Exercise brief:
Nothing in the records may be left out or altered; reproduce them all exactly.

Material for this task:

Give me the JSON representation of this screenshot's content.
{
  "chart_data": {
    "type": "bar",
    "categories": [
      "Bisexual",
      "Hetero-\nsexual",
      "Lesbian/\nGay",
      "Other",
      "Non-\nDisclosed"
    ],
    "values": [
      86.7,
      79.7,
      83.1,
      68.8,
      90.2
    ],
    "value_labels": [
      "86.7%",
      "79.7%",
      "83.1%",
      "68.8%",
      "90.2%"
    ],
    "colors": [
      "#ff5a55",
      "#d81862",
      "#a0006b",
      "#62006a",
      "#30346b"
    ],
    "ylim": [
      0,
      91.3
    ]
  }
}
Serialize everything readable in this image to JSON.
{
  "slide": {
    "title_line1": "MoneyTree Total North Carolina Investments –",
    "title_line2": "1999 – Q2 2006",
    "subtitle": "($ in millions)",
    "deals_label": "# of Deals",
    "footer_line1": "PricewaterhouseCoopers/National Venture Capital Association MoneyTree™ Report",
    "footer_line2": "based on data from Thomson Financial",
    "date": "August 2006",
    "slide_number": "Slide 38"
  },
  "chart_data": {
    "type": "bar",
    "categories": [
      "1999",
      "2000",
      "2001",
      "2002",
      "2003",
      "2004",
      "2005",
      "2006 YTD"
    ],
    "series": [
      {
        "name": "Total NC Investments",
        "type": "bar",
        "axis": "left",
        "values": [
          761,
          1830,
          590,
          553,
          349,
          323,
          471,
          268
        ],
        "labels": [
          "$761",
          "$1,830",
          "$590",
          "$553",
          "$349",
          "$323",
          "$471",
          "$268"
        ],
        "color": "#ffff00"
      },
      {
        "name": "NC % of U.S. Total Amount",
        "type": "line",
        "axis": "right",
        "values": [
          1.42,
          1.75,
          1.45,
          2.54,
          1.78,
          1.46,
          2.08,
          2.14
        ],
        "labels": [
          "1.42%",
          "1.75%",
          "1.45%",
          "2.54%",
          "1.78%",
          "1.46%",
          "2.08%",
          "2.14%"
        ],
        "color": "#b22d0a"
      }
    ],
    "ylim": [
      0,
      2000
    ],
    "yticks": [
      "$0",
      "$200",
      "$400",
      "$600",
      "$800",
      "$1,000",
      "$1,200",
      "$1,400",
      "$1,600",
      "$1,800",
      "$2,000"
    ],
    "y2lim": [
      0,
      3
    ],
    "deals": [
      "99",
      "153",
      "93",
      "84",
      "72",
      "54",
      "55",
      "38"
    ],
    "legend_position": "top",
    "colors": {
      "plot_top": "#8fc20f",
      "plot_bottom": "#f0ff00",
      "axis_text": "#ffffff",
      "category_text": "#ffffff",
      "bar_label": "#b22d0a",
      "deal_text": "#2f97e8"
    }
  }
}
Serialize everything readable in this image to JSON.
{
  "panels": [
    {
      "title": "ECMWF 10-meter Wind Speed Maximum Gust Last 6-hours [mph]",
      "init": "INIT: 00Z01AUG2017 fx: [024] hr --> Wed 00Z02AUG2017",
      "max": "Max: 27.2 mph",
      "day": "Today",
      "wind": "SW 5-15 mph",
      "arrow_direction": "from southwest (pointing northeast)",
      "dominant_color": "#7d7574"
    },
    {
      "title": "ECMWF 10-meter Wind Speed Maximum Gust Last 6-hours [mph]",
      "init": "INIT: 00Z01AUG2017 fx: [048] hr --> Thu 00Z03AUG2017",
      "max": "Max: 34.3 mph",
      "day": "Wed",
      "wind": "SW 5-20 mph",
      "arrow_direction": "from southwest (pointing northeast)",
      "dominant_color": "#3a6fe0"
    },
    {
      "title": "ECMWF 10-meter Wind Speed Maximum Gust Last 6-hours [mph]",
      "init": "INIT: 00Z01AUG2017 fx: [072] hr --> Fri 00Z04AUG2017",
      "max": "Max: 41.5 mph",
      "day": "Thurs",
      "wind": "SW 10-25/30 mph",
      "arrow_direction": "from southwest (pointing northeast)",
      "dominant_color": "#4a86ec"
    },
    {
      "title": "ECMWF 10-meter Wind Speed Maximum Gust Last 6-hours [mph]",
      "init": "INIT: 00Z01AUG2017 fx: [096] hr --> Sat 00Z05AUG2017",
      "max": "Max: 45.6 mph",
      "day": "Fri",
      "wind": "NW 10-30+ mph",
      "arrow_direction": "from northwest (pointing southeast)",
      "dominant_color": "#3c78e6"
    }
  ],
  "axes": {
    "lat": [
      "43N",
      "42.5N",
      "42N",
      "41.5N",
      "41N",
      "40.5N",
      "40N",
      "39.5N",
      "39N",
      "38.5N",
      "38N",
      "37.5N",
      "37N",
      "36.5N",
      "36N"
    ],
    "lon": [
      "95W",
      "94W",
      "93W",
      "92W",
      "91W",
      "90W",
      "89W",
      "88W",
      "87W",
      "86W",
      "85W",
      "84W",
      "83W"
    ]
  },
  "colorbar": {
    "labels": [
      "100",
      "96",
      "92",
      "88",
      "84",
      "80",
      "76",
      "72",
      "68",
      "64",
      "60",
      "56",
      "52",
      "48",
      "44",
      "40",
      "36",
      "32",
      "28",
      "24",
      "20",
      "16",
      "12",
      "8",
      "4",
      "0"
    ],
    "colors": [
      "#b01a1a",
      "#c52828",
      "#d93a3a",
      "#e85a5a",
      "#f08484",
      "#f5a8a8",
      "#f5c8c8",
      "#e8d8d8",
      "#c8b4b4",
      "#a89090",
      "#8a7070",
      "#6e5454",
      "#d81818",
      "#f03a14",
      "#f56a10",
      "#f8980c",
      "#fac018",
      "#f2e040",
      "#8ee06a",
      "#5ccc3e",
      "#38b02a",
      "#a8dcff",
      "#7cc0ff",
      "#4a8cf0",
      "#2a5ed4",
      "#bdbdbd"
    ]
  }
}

Solution below:
Give me the JSON representation of this screenshot's content.
{
  "chart_data": {
    "type": "bar",
    "categories": [
      "Bisexual",
      "Hetero-\nsexual",
      "Lesbian/\nGay",
      "Other",
      "Non-\nDisclosed"
    ],
    "values": [
      86.7,
      79.7,
      83.1,
      68.8,
      90.2
    ],
    "value_labels": [
      "86.7%",
      "79.7%",
      "83.1%",
      "68.8%",
      "90.2%"
    ],
    "colors": [
      "#ff5a55",
      "#d81862",
      "#a0006b",
      "#62006a",
      "#30346b"
    ],
    "ylim": [
      0,
      91.3
    ]
  }
}
Serialize everything readable in this image to JSON.
{
  "slide": {
    "title_line1": "MoneyTree Total North Carolina Investments –",
    "title_line2": "1999 – Q2 2006",
    "subtitle": "($ in millions)",
    "deals_label": "# of Deals",
    "footer_line1": "PricewaterhouseCoopers/National Venture Capital Association MoneyTree™ Report",
    "footer_line2": "based on data from Thomson Financial",
    "date": "August 2006",
    "slide_number": "Slide 38"
  },
  "chart_data": {
    "type": "bar",
    "categories": [
      "1999",
      "2000",
      "2001",
      "2002",
      "2003",
      "2004",
      "2005",
      "2006 YTD"
    ],
    "series": [
      {
        "name": "Total NC Investments",
        "type": "bar",
        "axis": "left",
        "values": [
          761,
          1830,
          590,
          553,
          349,
          323,
          471,
          268
        ],
        "labels": [
          "$761",
          "$1,830",
          "$590",
          "$553",
          "$349",
          "$323",
          "$471",
          "$268"
        ],
        "color": "#ffff00"
      },
      {
        "name": "NC % of U.S. Total Amount",
        "type": "line",
        "axis": "right",
        "values": [
          1.42,
          1.75,
          1.45,
          2.54,
          1.78,
          1.46,
          2.08,
          2.14
        ],
        "labels": [
          "1.42%",
          "1.75%",
          "1.45%",
          "2.54%",
          "1.78%",
          "1.46%",
          "2.08%",
          "2.14%"
        ],
        "color": "#b22d0a"
      }
    ],
    "ylim": [
      0,
      2000
    ],
    "yticks": [
      "$0",
      "$200",
      "$400",
      "$600",
      "$800",
      "$1,000",
      "$1,200",
      "$1,400",
      "$1,600",
      "$1,800",
      "$2,000"
    ],
    "y2lim": [
      0,
      3
    ],
    "deals": [
      "99",
      "153",
      "93",
      "84",
      "72",
      "54",
      "55",
      "38"
    ],
    "legend_position": "top",
    "colors": {
      "plot_top": "#8fc20f",
      "plot_bottom": "#f0ff00",
      "axis_text": "#ffffff",
      "category_text": "#ffffff",
      "bar_label": "#b22d0a",
      "deal_text": "#2f97e8"
    }
  }
}
Serialize everything readable in this image to JSON.
{
  "panels": [
    {
      "title": "ECMWF 10-meter Wind Speed Maximum Gust Last 6-hours [mph]",
      "init": "INIT: 00Z01AUG2017 fx: [024] hr --> Wed 00Z02AUG2017",
      "max": "Max: 27.2 mph",
      "day": "Today",
      "wind": "SW 5-15 mph",
      "arrow_direction": "from southwest (pointing northeast)",
      "dominant_color": "#7d7574"
    },
    {
      "title": "ECMWF 10-meter Wind Speed Maximum Gust Last 6-hours [mph]",
      "init": "INIT: 00Z01AUG2017 fx: [048] hr --> Thu 00Z03AUG2017",
      "max": "Max: 34.3 mph",
      "day": "Wed",
      "wind": "SW 5-20 mph",
      "arrow_direction": "from southwest (pointing northeast)",
      "dominant_color": "#3a6fe0"
    },
    {
      "title": "ECMWF 10-meter Wind Speed Maximum Gust Last 6-hours [mph]",
      "init": "INIT: 00Z01AUG2017 fx: [072] hr --> Fri 00Z04AUG2017",
      "max": "Max: 41.5 mph",
      "day": "Thurs",
      "wind": "SW 10-25/30 mph",
      "arrow_direction": "from southwest (pointing northeast)",
      "dominant_color": "#4a86ec"
    },
    {
      "title": "ECMWF 10-meter Wind Speed Maximum Gust Last 6-hours [mph]",
      "init": "INIT: 00Z01AUG2017 fx: [096] hr --> Sat 00Z05AUG2017",
      "max": "Max: 45.6 mph",
      "day": "Fri",
      "wind": "NW 10-30+ mph",
      "arrow_direction": "from northwest (pointing southeast)",
      "dominant_color": "#3c78e6"
    }
  ],
  "axes": {
    "lat": [
      "43N",
      "42.5N",
      "42N",
      "41.5N",
      "41N",
      "40.5N",
      "40N",
      "39.5N",
      "39N",
      "38.5N",
      "38N",
      "37.5N",
      "37N",
      "36.5N",
      "36N"
    ],
    "lon": [
      "95W",
      "94W",
      "93W",
      "92W",
      "91W",
      "90W",
      "89W",
      "88W",
      "87W",
      "86W",
      "85W",
      "84W",
      "83W"
    ]
  },
  "colorbar": {
    "labels": [
      "100",
      "96",
      "92",
      "88",
      "84",
      "80",
      "76",
      "72",
      "68",
      "64",
      "60",
      "56",
      "52",
      "48",
      "44",
      "40",
      "36",
      "32",
      "28",
      "24",
      "20",
      "16",
      "12",
      "8",
      "4",
      "0"
    ],
    "colors": [
      "#b01a1a",
      "#c52828",
      "#d93a3a",
      "#e85a5a",
      "#f08484",
      "#f5a8a8",
      "#f5c8c8",
      "#e8d8d8",
      "#c8b4b4",
      "#a89090",
      "#8a7070",
      "#6e5454",
      "#d81818",
      "#f03a14",
      "#f56a10",
      "#f8980c",
      "#fac018",
      "#f2e040",
      "#8ee06a",
      "#5ccc3e",
      "#38b02a",
      "#a8dcff",
      "#7cc0ff",
      "#4a8cf0",
      "#2a5ed4",
      "#bdbdbd"
    ]
  }
}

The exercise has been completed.